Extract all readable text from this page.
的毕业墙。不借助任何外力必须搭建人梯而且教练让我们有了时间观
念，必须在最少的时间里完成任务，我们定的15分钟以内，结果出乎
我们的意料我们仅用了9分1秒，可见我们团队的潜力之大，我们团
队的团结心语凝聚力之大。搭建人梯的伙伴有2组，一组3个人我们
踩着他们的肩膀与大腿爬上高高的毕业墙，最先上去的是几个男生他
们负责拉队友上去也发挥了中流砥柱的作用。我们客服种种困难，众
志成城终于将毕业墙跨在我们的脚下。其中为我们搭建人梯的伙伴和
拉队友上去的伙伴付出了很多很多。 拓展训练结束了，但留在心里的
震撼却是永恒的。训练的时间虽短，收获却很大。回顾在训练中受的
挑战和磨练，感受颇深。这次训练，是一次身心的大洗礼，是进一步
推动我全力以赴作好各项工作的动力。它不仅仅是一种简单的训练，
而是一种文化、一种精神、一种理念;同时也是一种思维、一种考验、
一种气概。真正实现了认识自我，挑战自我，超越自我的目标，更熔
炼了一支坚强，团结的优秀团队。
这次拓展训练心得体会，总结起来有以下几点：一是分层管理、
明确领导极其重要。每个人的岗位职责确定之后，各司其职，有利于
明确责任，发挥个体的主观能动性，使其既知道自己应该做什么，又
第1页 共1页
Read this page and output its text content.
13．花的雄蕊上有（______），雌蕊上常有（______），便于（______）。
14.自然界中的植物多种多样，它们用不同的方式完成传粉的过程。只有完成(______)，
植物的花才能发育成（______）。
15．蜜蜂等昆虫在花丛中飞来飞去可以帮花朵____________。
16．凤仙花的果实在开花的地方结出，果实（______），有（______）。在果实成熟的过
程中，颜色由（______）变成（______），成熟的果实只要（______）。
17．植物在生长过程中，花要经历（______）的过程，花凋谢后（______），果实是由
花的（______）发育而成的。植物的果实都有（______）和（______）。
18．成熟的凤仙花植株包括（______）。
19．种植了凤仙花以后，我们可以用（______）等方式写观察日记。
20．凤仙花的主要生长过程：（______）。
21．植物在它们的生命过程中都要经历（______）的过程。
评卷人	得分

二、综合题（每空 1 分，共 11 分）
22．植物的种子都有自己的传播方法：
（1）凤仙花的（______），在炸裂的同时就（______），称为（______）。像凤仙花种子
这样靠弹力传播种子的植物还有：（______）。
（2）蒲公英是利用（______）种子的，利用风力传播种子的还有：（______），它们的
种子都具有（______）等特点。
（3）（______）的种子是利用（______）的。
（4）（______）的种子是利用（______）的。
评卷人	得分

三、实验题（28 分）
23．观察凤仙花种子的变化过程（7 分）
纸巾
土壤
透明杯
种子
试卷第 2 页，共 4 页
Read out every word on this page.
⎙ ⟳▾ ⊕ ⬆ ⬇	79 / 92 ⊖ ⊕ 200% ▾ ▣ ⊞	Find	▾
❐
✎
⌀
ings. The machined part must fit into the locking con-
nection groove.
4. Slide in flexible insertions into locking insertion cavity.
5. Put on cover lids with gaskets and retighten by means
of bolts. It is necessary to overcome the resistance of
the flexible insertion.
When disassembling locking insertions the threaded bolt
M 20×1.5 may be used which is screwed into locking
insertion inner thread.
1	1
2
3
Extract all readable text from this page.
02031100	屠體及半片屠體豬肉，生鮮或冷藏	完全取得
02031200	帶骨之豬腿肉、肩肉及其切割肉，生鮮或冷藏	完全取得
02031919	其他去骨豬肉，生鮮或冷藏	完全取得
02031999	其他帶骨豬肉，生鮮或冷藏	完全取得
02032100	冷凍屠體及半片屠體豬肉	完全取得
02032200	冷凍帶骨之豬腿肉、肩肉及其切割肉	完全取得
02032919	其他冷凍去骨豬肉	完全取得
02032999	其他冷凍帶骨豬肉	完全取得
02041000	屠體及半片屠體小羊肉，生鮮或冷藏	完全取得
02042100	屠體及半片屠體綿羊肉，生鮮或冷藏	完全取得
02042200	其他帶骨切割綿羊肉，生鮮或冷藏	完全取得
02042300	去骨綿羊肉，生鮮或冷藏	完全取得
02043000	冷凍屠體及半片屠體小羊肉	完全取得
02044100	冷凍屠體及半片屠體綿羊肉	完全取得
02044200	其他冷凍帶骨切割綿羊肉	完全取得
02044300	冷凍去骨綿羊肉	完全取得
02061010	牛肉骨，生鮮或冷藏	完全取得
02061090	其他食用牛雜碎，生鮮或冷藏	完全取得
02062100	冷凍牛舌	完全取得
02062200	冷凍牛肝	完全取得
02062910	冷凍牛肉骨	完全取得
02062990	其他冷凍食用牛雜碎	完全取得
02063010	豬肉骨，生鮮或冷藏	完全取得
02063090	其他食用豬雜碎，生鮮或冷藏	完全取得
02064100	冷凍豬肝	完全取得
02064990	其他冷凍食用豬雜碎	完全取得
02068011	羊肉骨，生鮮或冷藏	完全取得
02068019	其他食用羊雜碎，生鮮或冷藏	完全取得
====
PROBLEM DESCRIPTION:
Pull every line containing "insertions" out of the records.

EXERCISE SOLUTION:
4. Slide in flexible insertions into locking insertion cavity.
When disassembling locking insertions the threaded bolt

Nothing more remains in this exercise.